**What is asked:** Write out the data below exactly as given, without any of its pictures.

[Dataset entries]
____________

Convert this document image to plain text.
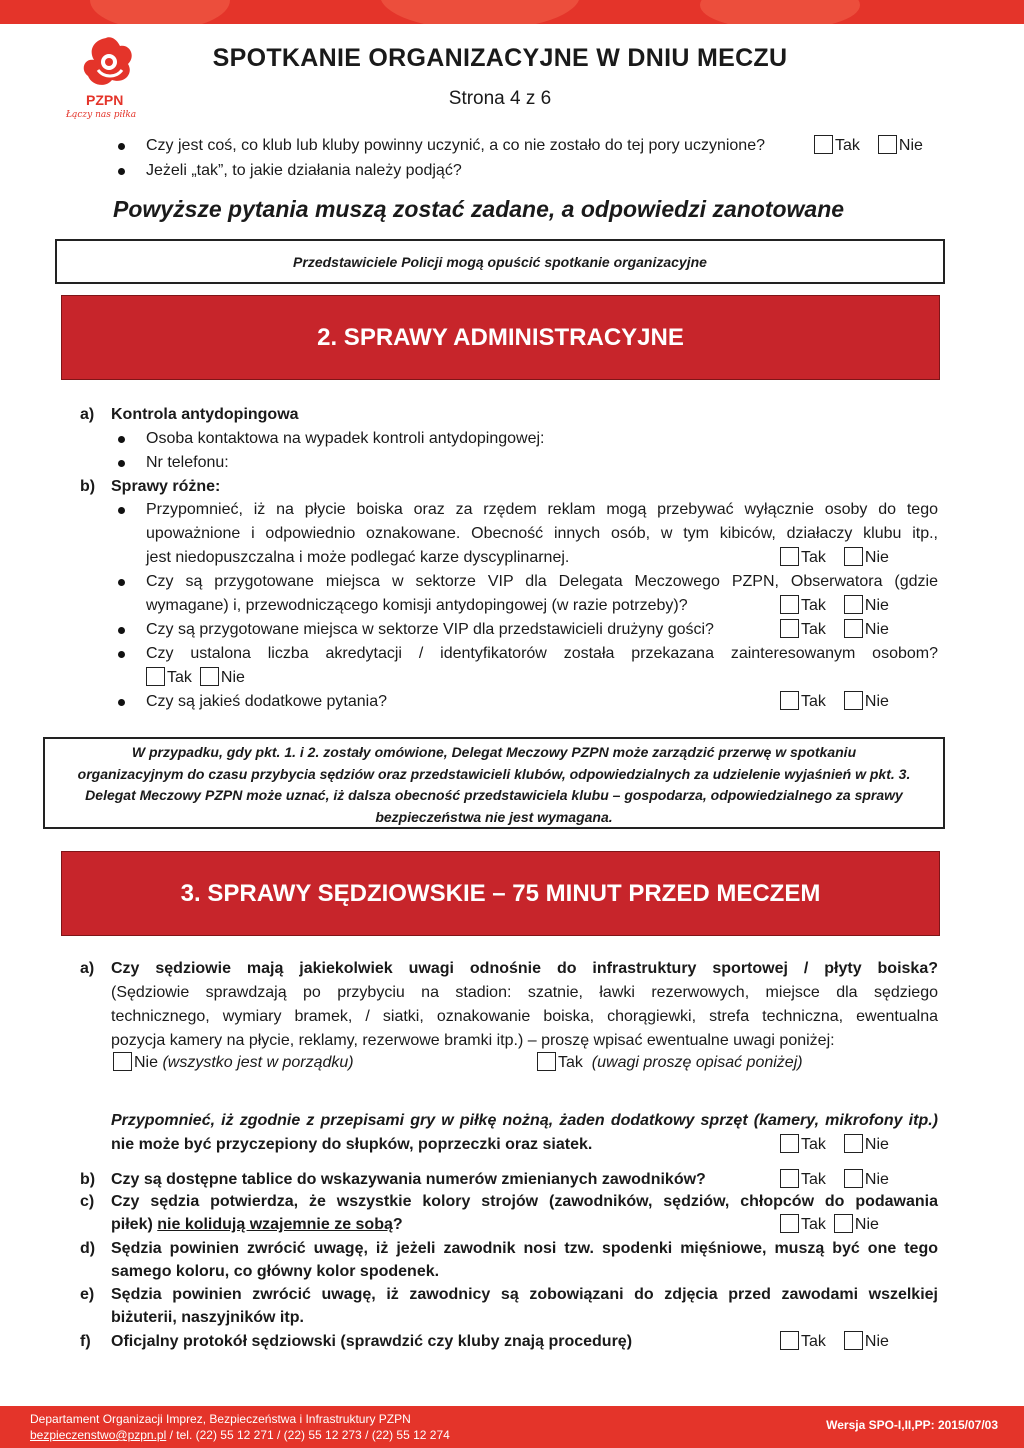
PZPN
Łączy nas piłka
SPOTKANIE ORGANIZACYJNE W DNIU MECZU
Strona 4 z 6
Czy jest coś, co klub lub kluby powinny uczynić, a co nie zostało do tej pory uczynione?	Tak Nie
Jeżeli „tak”, to jakie działania należy podjąć?
Powyższe pytania muszą zostać zadane, a odpowiedzi zanotowane
Przedstawiciele Policji mogą opuścić spotkanie organizacyjne
2. SPRAWY ADMINISTRACYJNE
a) Kontrola antydopingowa
Osoba kontaktowa na wypadek kontroli antydopingowej:
Nr telefonu:
b) Sprawy różne:
Przypomnieć, iż na płycie boiska oraz za rzędem reklam mogą przebywać wyłącznie osoby do tego
upoważnione i odpowiednio oznakowane. Obecność innych osób, w tym kibiców, działaczy klubu itp.,
jest niedopuszczalna i może podlegać karze dyscyplinarnej.	Tak Nie
Czy są przygotowane miejsca w sektorze VIP dla Delegata Meczowego PZPN, Obserwatora (gdzie
wymagane) i, przewodniczącego komisji antydopingowej (w razie potrzeby)?	Tak Nie
Czy są przygotowane miejsca w sektorze VIP dla przedstawicieli drużyny gości?	Tak Nie
Czy ustalona liczba akredytacji / identyfikatorów została przekazana zainteresowanym osobom?
Tak Nie
Czy są jakieś dodatkowe pytania?	Tak Nie
W przypadku, gdy pkt. 1. i 2. zostały omówione, Delegat Meczowy PZPN może zarządzić przerwę w spotkaniu
organizacyjnym do czasu przybycia sędziów oraz przedstawicieli klubów, odpowiedzialnych za udzielenie wyjaśnień w pkt. 3.
Delegat Meczowy PZPN może uznać, iż dalsza obecność przedstawiciela klubu – gospodarza, odpowiedzialnego za sprawy
bezpieczeństwa nie jest wymagana.
3. SPRAWY SĘDZIOWSKIE – 75 MINUT PRZED MECZEM
a) Czy sędziowie mają jakiekolwiek uwagi odnośnie do infrastruktury sportowej / płyty boiska?
(Sędziowie sprawdzają po przybyciu na stadion: szatnie, ławki rezerwowych, miejsce dla sędziego
technicznego, wymiary bramek, / siatki, oznakowanie boiska, chorągiewki, strefa techniczna, ewentualna
pozycja kamery na płycie, reklamy, rezerwowe bramki itp.) – proszę wpisać ewentualne uwagi poniżej:
Nie (wszystko jest w porządku)	Tak (uwagi proszę opisać poniżej)
Przypomnieć, iż zgodnie z przepisami gry w piłkę nożną, żaden dodatkowy sprzęt (kamery, mikrofony itp.)
nie może być przyczepiony do słupków, poprzeczki oraz siatek.	Tak Nie
b) Czy są dostępne tablice do wskazywania numerów zmienianych zawodników?	Tak Nie
c) Czy sędzia potwierdza, że wszystkie kolory strojów (zawodników, sędziów, chłopców do podawania
piłek) nie kolidują wzajemnie ze sobą?	Tak Nie
d) Sędzia powinien zwrócić uwagę, iż jeżeli zawodnik nosi tzw. spodenki mięśniowe, muszą być one tego
samego koloru, co główny kolor spodenek.
e) Sędzia powinien zwrócić uwagę, iż zawodnicy są zobowiązani do zdjęcia przed zawodami wszelkiej
biżuterii, naszyjników itp.
f) Oficjalny protokół sędziowski (sprawdzić czy kluby znają procedurę)	Tak Nie
Departament Organizacji Imprez, Bezpieczeństwa i Infrastruktury PZPN
bezpieczenstwo@pzpn.pl / tel. (22) 55 12 271 / (22) 55 12 273 / (22) 55 12 274
Wersja SPO-I,II,PP: 2015/07/03
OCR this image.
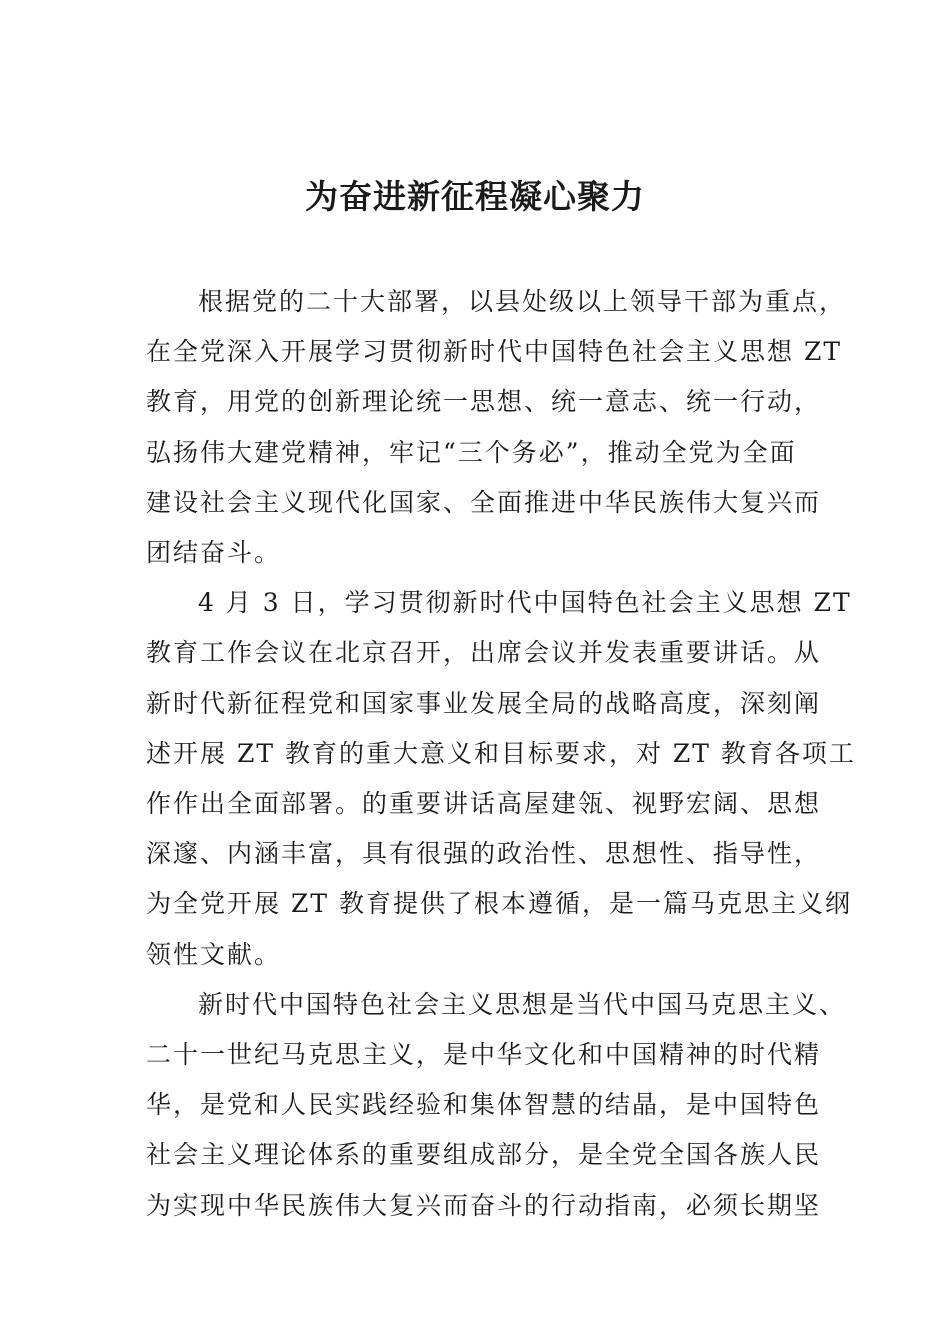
为奋进新征程凝心聚力

根据党的二十大部署，以县处级以上领导干部为重点，
在全党深入开展学习贯彻新时代中国特色社会主义思想 ZT
教育，用党的创新理论统一思想、统一意志、统一行动，
弘扬伟大建党精神，牢记“三个务必”，推动全党为全面
建设社会主义现代化国家、全面推进中华民族伟大复兴而
团结奋斗。

4 月 3 日，学习贯彻新时代中国特色社会主义思想 ZT
教育工作会议在北京召开，出席会议并发表重要讲话。从
新时代新征程党和国家事业发展全局的战略高度，深刻阐
述开展 ZT 教育的重大意义和目标要求，对 ZT 教育各项工
作作出全面部署。的重要讲话高屋建瓴、视野宏阔、思想
深邃、内涵丰富，具有很强的政治性、思想性、指导性，
为全党开展 ZT 教育提供了根本遵循，是一篇马克思主义纲
领性文献。

新时代中国特色社会主义思想是当代中国马克思主义、
二十一世纪马克思主义，是中华文化和中国精神的时代精
华，是党和人民实践经验和集体智慧的结晶，是中国特色
社会主义理论体系的重要组成部分，是全党全国各族人民
为实现中华民族伟大复兴而奋斗的行动指南，必须长期坚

____________

**Result below:**
Convert this document image to plain text.
PZPN
Łączy nas piłka
SPOTKANIE ORGANIZACYJNE W DNIU MECZU
Strona 4 z 6
Czy jest coś, co klub lub kluby powinny uczynić, a co nie zostało do tej pory uczynione?	Tak Nie
Jeżeli „tak”, to jakie działania należy podjąć?
Powyższe pytania muszą zostać zadane, a odpowiedzi zanotowane
Przedstawiciele Policji mogą opuścić spotkanie organizacyjne
2. SPRAWY ADMINISTRACYJNE
a) Kontrola antydopingowa
Osoba kontaktowa na wypadek kontroli antydopingowej:
Nr telefonu:
b) Sprawy różne:
Przypomnieć, iż na płycie boiska oraz za rzędem reklam mogą przebywać wyłącznie osoby do tego
upoważnione i odpowiednio oznakowane. Obecność innych osób, w tym kibiców, działaczy klubu itp.,
jest niedopuszczalna i może podlegać karze dyscyplinarnej.	Tak Nie
Czy są przygotowane miejsca w sektorze VIP dla Delegata Meczowego PZPN, Obserwatora (gdzie
wymagane) i, przewodniczącego komisji antydopingowej (w razie potrzeby)?	Tak Nie
Czy są przygotowane miejsca w sektorze VIP dla przedstawicieli drużyny gości?	Tak Nie
Czy ustalona liczba akredytacji / identyfikatorów została przekazana zainteresowanym osobom?
Tak Nie
Czy są jakieś dodatkowe pytania?	Tak Nie
W przypadku, gdy pkt. 1. i 2. zostały omówione, Delegat Meczowy PZPN może zarządzić przerwę w spotkaniu
organizacyjnym do czasu przybycia sędziów oraz przedstawicieli klubów, odpowiedzialnych za udzielenie wyjaśnień w pkt. 3.
Delegat Meczowy PZPN może uznać, iż dalsza obecność przedstawiciela klubu – gospodarza, odpowiedzialnego za sprawy
bezpieczeństwa nie jest wymagana.
3. SPRAWY SĘDZIOWSKIE – 75 MINUT PRZED MECZEM
a) Czy sędziowie mają jakiekolwiek uwagi odnośnie do infrastruktury sportowej / płyty boiska?
(Sędziowie sprawdzają po przybyciu na stadion: szatnie, ławki rezerwowych, miejsce dla sędziego
technicznego, wymiary bramek, / siatki, oznakowanie boiska, chorągiewki, strefa techniczna, ewentualna
pozycja kamery na płycie, reklamy, rezerwowe bramki itp.) – proszę wpisać ewentualne uwagi poniżej:
Nie (wszystko jest w porządku)	Tak (uwagi proszę opisać poniżej)
Przypomnieć, iż zgodnie z przepisami gry w piłkę nożną, żaden dodatkowy sprzęt (kamery, mikrofony itp.)
nie może być przyczepiony do słupków, poprzeczki oraz siatek.	Tak Nie
b) Czy są dostępne tablice do wskazywania numerów zmienianych zawodników?	Tak Nie
c) Czy sędzia potwierdza, że wszystkie kolory strojów (zawodników, sędziów, chłopców do podawania
piłek) nie kolidują wzajemnie ze sobą?	Tak Nie
d) Sędzia powinien zwrócić uwagę, iż jeżeli zawodnik nosi tzw. spodenki mięśniowe, muszą być one tego
samego koloru, co główny kolor spodenek.
e) Sędzia powinien zwrócić uwagę, iż zawodnicy są zobowiązani do zdjęcia przed zawodami wszelkiej
biżuterii, naszyjników itp.
f) Oficjalny protokół sędziowski (sprawdzić czy kluby znają procedurę)	Tak Nie
Departament Organizacji Imprez, Bezpieczeństwa i Infrastruktury PZPN
bezpieczenstwo@pzpn.pl / tel. (22) 55 12 271 / (22) 55 12 273 / (22) 55 12 274
Wersja SPO-I,II,PP: 2015/07/03
OCR this image.
为奋进新征程凝心聚力

根据党的二十大部署，以县处级以上领导干部为重点，
在全党深入开展学习贯彻新时代中国特色社会主义思想 ZT
教育，用党的创新理论统一思想、统一意志、统一行动，
弘扬伟大建党精神，牢记“三个务必”，推动全党为全面
建设社会主义现代化国家、全面推进中华民族伟大复兴而
团结奋斗。

4 月 3 日，学习贯彻新时代中国特色社会主义思想 ZT
教育工作会议在北京召开，出席会议并发表重要讲话。从
新时代新征程党和国家事业发展全局的战略高度，深刻阐
述开展 ZT 教育的重大意义和目标要求，对 ZT 教育各项工
作作出全面部署。的重要讲话高屋建瓴、视野宏阔、思想
深邃、内涵丰富，具有很强的政治性、思想性、指导性，
为全党开展 ZT 教育提供了根本遵循，是一篇马克思主义纲
领性文献。

新时代中国特色社会主义思想是当代中国马克思主义、
二十一世纪马克思主义，是中华文化和中国精神的时代精
华，是党和人民实践经验和集体智慧的结晶，是中国特色
社会主义理论体系的重要组成部分，是全党全国各族人民
为实现中华民族伟大复兴而奋斗的行动指南，必须长期坚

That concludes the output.